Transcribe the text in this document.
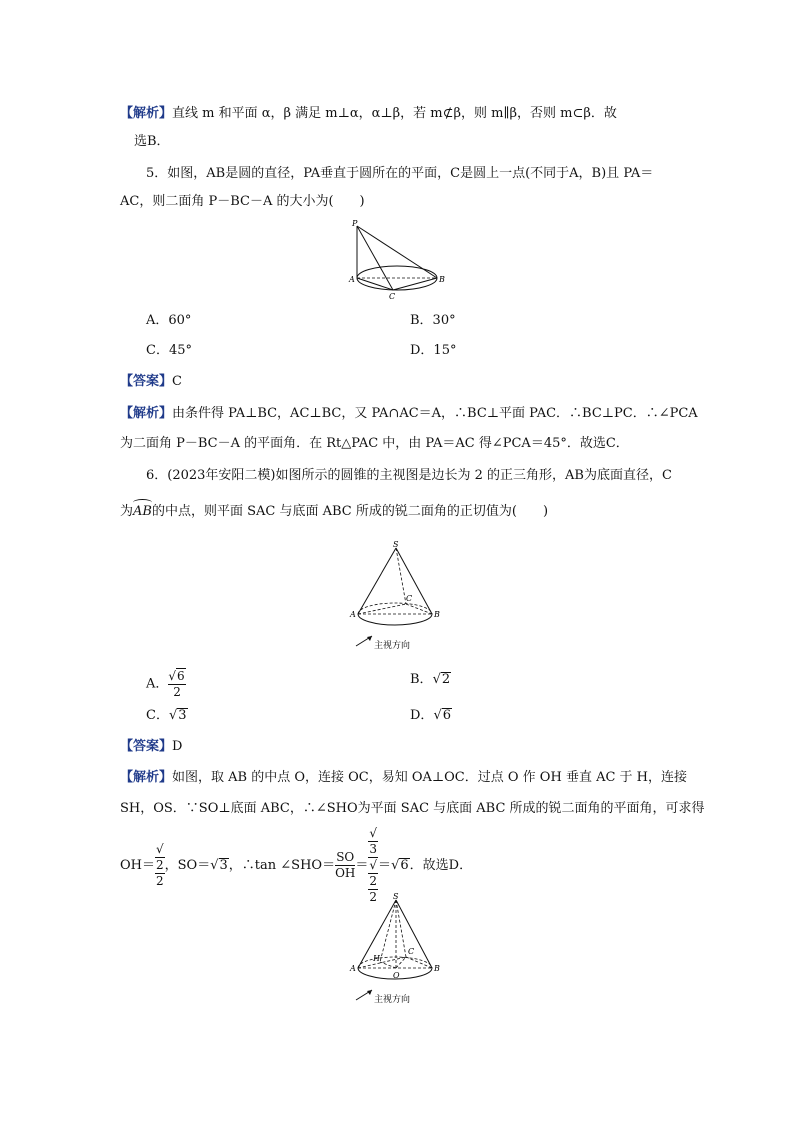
【解析】直线 m 和平面 α，β 满足 m⊥α，α⊥β，若 m⊄β，则 m∥β，否则 m⊂β．故
选B．
5．如图，AB是圆的直径，PA垂直于圆所在的平面，C是圆上一点(不同于A，B)且 PA＝
AC，则二面角 P－BC－A 的大小为(　　)
P
A	B
C
A．60°	B．30°
C．45°	D．15°
【答案】C
【解析】由条件得 PA⊥BC，AC⊥BC，又 PA∩AC＝A，∴BC⊥平面 PAC．∴BC⊥PC．∴∠PCA
为二面角 P－BC－A 的平面角．在 Rt△PAC 中，由 PA＝AC 得∠PCA＝45°．故选C．
6．(2023年安阳二模)如图所示的圆锥的主视图是边长为 2 的正三角形，AB为底面直径，C
为
AB的中点，则平面 SAC 与底面 ABC 所成的锐二面角的正切值为(　　)
S
A	B
C
主视方向
A． $\frac{√6}{2}$	B．√2
C．√3	D．√6
【答案】D
【解析】如图，取 AB 的中点 O，连接 OC，易知 OA⊥OC．过点 O 作 OH 垂直 AC 于 H，连接
SH，OS．∵SO⊥底面 ABC，∴∠SHO为平面 SAC 与底面 ABC 所成的锐二面角的平面角，可求得
OH＝ √
2
2 ，SO＝√3，∴tan ∠SHO＝ $\frac{SO}{OH}$ ＝ √
3
√
2
2 ＝√6．故选D．
S
A	B
C
H
O
主视方向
* * * *
All of the material above needs to be restated exactly, with no pictures.

### Exercise solution
Transcribe the text in this document.
【解析】直线 m 和平面 α，β 满足 m⊥α，α⊥β，若 m⊄β，则 m∥β，否则 m⊂β．故
选B．
5．如图，AB是圆的直径，PA垂直于圆所在的平面，C是圆上一点(不同于A，B)且 PA＝
AC，则二面角 P－BC－A 的大小为(　　)
P
A	B
C
A．60°	B．30°
C．45°	D．15°
【答案】C
【解析】由条件得 PA⊥BC，AC⊥BC，又 PA∩AC＝A，∴BC⊥平面 PAC．∴BC⊥PC．∴∠PCA
为二面角 P－BC－A 的平面角．在 Rt△PAC 中，由 PA＝AC 得∠PCA＝45°．故选C．
6．(2023年安阳二模)如图所示的圆锥的主视图是边长为 2 的正三角形，AB为底面直径，C
为
AB的中点，则平面 SAC 与底面 ABC 所成的锐二面角的正切值为(　　)
S
A	B
C
主视方向
A． $\frac{√6}{2}$	B．√2
C．√3	D．√6
【答案】D
【解析】如图，取 AB 的中点 O，连接 OC，易知 OA⊥OC．过点 O 作 OH 垂直 AC 于 H，连接
SH，OS．∵SO⊥底面 ABC，∴∠SHO为平面 SAC 与底面 ABC 所成的锐二面角的平面角，可求得
OH＝ √
2
2 ，SO＝√3，∴tan ∠SHO＝ $\frac{SO}{OH}$ ＝ √
3
√
2
2 ＝√6．故选D．
S
A	B
C
H
O
主视方向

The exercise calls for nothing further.